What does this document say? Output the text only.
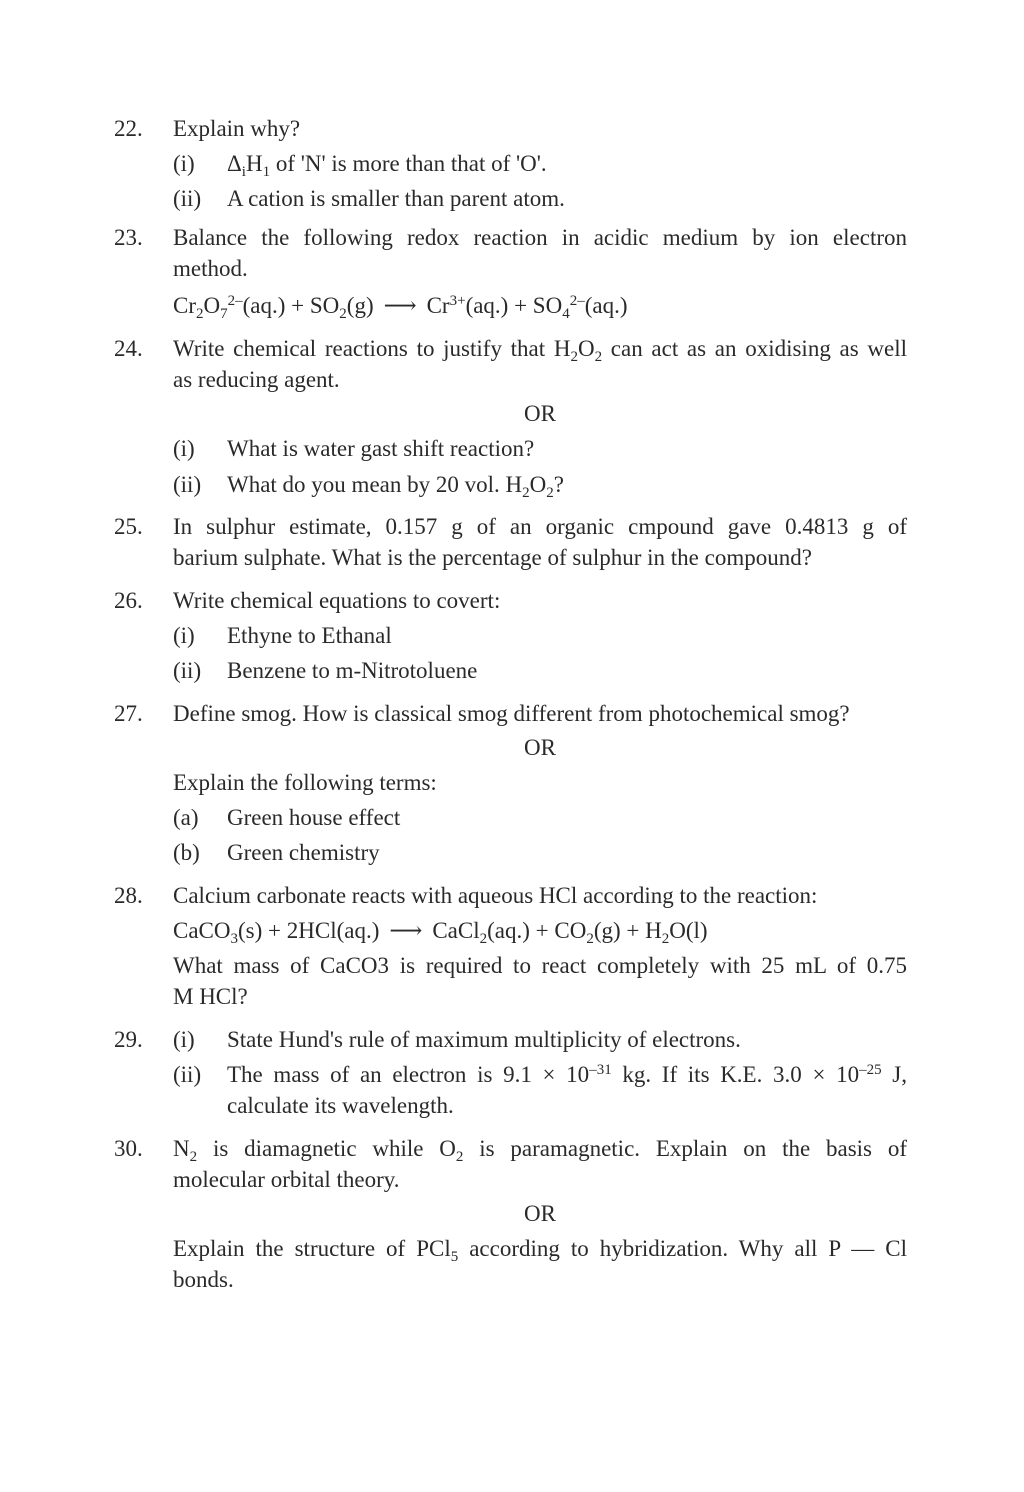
22.	Explain why?
(i)	$\Delta_iH_1$ of 'N' is more than that of 'O'.
(ii)	A cation is smaller than parent atom.
23.	Balance the following redox reaction in acidic medium by ion electron
method.
$Cr_2O_7^{2-}(aq.) + SO_2(g)$ ⟶ $Cr^{3+}(aq.) + SO_4^{2-}(aq.)$
24.	Write chemical reactions to justify that $H_2O_2$ can act as an oxidising as well
as reducing agent.
OR
(i)	What is water gast shift reaction?
(ii)	What do you mean by 20 vol. $H_2O_2$?
25.	In sulphur estimate, 0.157 g of an organic cmpound gave 0.4813 g of
barium sulphate. What is the percentage of sulphur in the compound?
26.	Write chemical equations to covert:
(i)	Ethyne to Ethanal
(ii)	Benzene to m-Nitrotoluene
27.	Define smog. How is classical smog different from photochemical smog?
OR
Explain the following terms:
(a)	Green house effect
(b)	Green chemistry
28.	Calcium carbonate reacts with aqueous HCl according to the reaction:
CaCO$_3$(s) + 2HCl(aq.) ⟶ CaCl$_2$(aq.) + $CO_2(g) + H_2O(l)$
What mass of CaCO3 is required to react completely with 25 mL of 0.75
M HCl?
29.	(i)	State Hund's rule of maximum multiplicity of electrons.
(ii)	The mass of an electron is $9.1 \times 10^{-31}$ kg. If its K.E. $3.0 \times 10^{-25}$ J,
calculate its wavelength.
30.	$N_2$ is diamagnetic while $O_2$ is paramagnetic. Explain on the basis of
molecular orbital theory.
OR
Explain the structure of PCl$_5$ according to hybridization. Why all P — Cl
bonds.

- Task requirements -
From the listing, copy every line where the string "that" appears.

- Solution to this exercise -
(i)	$\Delta_iH_1$ of 'N' is more than that of 'O'.
24.	Write chemical reactions to justify that $H_2O_2$ can act as an oxidising as well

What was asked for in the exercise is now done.